Could you give the data below again, exactly and completely?

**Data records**
--- begin ---

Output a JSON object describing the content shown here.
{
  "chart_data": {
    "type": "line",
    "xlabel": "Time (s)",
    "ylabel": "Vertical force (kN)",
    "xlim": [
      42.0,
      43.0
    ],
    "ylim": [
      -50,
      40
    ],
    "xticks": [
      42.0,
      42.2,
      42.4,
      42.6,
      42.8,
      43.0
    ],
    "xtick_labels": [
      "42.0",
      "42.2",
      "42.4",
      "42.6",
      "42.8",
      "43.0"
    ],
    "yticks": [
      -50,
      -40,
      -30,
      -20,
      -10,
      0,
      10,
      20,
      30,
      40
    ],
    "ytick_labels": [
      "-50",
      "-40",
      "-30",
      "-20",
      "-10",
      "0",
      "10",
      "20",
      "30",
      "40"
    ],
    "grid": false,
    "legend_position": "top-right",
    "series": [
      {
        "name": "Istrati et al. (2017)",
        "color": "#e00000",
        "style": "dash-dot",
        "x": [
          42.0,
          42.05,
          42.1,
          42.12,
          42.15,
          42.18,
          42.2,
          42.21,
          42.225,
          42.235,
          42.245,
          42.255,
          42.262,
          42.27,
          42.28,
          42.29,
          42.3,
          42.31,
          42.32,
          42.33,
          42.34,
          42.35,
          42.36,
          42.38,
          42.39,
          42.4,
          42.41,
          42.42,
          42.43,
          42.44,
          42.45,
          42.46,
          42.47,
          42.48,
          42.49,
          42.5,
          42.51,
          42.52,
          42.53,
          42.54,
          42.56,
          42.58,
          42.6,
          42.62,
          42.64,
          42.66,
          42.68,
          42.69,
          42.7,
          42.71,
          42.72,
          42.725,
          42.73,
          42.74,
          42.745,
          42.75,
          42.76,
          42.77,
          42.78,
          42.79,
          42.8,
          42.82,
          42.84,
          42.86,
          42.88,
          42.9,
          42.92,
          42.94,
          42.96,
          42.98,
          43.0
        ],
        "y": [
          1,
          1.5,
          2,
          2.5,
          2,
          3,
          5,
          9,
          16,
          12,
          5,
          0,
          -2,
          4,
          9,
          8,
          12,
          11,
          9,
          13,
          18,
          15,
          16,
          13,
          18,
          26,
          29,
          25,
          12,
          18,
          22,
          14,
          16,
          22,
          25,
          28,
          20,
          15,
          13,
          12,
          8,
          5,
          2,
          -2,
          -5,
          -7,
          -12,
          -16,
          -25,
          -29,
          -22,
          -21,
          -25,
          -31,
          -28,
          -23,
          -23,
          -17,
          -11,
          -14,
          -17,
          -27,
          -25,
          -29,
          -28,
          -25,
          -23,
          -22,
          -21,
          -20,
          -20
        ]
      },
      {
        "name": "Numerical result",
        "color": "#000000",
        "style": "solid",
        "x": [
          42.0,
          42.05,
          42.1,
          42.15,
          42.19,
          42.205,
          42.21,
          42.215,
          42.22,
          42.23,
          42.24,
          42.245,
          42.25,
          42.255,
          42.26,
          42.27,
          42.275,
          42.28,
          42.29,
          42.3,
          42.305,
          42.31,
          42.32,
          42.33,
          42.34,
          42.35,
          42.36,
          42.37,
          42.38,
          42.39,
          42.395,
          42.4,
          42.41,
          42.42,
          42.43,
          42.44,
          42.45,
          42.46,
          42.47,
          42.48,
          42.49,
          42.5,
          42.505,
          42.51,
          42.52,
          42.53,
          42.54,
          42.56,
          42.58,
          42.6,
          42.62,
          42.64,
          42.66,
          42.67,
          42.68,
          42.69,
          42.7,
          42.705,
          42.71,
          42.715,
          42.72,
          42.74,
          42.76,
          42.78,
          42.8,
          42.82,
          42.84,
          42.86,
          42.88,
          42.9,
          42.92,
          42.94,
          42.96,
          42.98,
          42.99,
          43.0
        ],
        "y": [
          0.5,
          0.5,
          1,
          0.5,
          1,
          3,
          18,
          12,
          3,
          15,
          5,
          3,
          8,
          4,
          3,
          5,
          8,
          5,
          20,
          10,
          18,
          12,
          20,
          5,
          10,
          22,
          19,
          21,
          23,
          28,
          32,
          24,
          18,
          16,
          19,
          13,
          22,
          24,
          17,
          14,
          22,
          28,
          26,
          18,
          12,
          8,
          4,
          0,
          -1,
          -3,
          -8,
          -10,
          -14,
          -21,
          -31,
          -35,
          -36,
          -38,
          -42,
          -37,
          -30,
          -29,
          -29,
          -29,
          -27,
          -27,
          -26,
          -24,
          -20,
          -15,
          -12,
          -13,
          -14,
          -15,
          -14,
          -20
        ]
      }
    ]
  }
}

--- end ---

**Finished exercise**
Output a JSON object describing the content shown here.
{
  "chart_data": {
    "type": "line",
    "xlabel": "Time (s)",
    "ylabel": "Vertical force (kN)",
    "xlim": [
      42.0,
      43.0
    ],
    "ylim": [
      -50,
      40
    ],
    "xticks": [
      42.0,
      42.2,
      42.4,
      42.6,
      42.8,
      43.0
    ],
    "xtick_labels": [
      "42.0",
      "42.2",
      "42.4",
      "42.6",
      "42.8",
      "43.0"
    ],
    "yticks": [
      -50,
      -40,
      -30,
      -20,
      -10,
      0,
      10,
      20,
      30,
      40
    ],
    "ytick_labels": [
      "-50",
      "-40",
      "-30",
      "-20",
      "-10",
      "0",
      "10",
      "20",
      "30",
      "40"
    ],
    "grid": false,
    "legend_position": "top-right",
    "series": [
      {
        "name": "Istrati et al. (2017)",
        "color": "#e00000",
        "style": "dash-dot",
        "x": [
          42.0,
          42.05,
          42.1,
          42.12,
          42.15,
          42.18,
          42.2,
          42.21,
          42.225,
          42.235,
          42.245,
          42.255,
          42.262,
          42.27,
          42.28,
          42.29,
          42.3,
          42.31,
          42.32,
          42.33,
          42.34,
          42.35,
          42.36,
          42.38,
          42.39,
          42.4,
          42.41,
          42.42,
          42.43,
          42.44,
          42.45,
          42.46,
          42.47,
          42.48,
          42.49,
          42.5,
          42.51,
          42.52,
          42.53,
          42.54,
          42.56,
          42.58,
          42.6,
          42.62,
          42.64,
          42.66,
          42.68,
          42.69,
          42.7,
          42.71,
          42.72,
          42.725,
          42.73,
          42.74,
          42.745,
          42.75,
          42.76,
          42.77,
          42.78,
          42.79,
          42.8,
          42.82,
          42.84,
          42.86,
          42.88,
          42.9,
          42.92,
          42.94,
          42.96,
          42.98,
          43.0
        ],
        "y": [
          1,
          1.5,
          2,
          2.5,
          2,
          3,
          5,
          9,
          16,
          12,
          5,
          0,
          -2,
          4,
          9,
          8,
          12,
          11,
          9,
          13,
          18,
          15,
          16,
          13,
          18,
          26,
          29,
          25,
          12,
          18,
          22,
          14,
          16,
          22,
          25,
          28,
          20,
          15,
          13,
          12,
          8,
          5,
          2,
          -2,
          -5,
          -7,
          -12,
          -16,
          -25,
          -29,
          -22,
          -21,
          -25,
          -31,
          -28,
          -23,
          -23,
          -17,
          -11,
          -14,
          -17,
          -27,
          -25,
          -29,
          -28,
          -25,
          -23,
          -22,
          -21,
          -20,
          -20
        ]
      },
      {
        "name": "Numerical result",
        "color": "#000000",
        "style": "solid",
        "x": [
          42.0,
          42.05,
          42.1,
          42.15,
          42.19,
          42.205,
          42.21,
          42.215,
          42.22,
          42.23,
          42.24,
          42.245,
          42.25,
          42.255,
          42.26,
          42.27,
          42.275,
          42.28,
          42.29,
          42.3,
          42.305,
          42.31,
          42.32,
          42.33,
          42.34,
          42.35,
          42.36,
          42.37,
          42.38,
          42.39,
          42.395,
          42.4,
          42.41,
          42.42,
          42.43,
          42.44,
          42.45,
          42.46,
          42.47,
          42.48,
          42.49,
          42.5,
          42.505,
          42.51,
          42.52,
          42.53,
          42.54,
          42.56,
          42.58,
          42.6,
          42.62,
          42.64,
          42.66,
          42.67,
          42.68,
          42.69,
          42.7,
          42.705,
          42.71,
          42.715,
          42.72,
          42.74,
          42.76,
          42.78,
          42.8,
          42.82,
          42.84,
          42.86,
          42.88,
          42.9,
          42.92,
          42.94,
          42.96,
          42.98,
          42.99,
          43.0
        ],
        "y": [
          0.5,
          0.5,
          1,
          0.5,
          1,
          3,
          18,
          12,
          3,
          15,
          5,
          3,
          8,
          4,
          3,
          5,
          8,
          5,
          20,
          10,
          18,
          12,
          20,
          5,
          10,
          22,
          19,
          21,
          23,
          28,
          32,
          24,
          18,
          16,
          19,
          13,
          22,
          24,
          17,
          14,
          22,
          28,
          26,
          18,
          12,
          8,
          4,
          0,
          -1,
          -3,
          -8,
          -10,
          -14,
          -21,
          -31,
          -35,
          -36,
          -38,
          -42,
          -37,
          -30,
          -29,
          -29,
          -29,
          -27,
          -27,
          -26,
          -24,
          -20,
          -15,
          -12,
          -13,
          -14,
          -15,
          -14,
          -20
        ]
      }
    ]
  }
}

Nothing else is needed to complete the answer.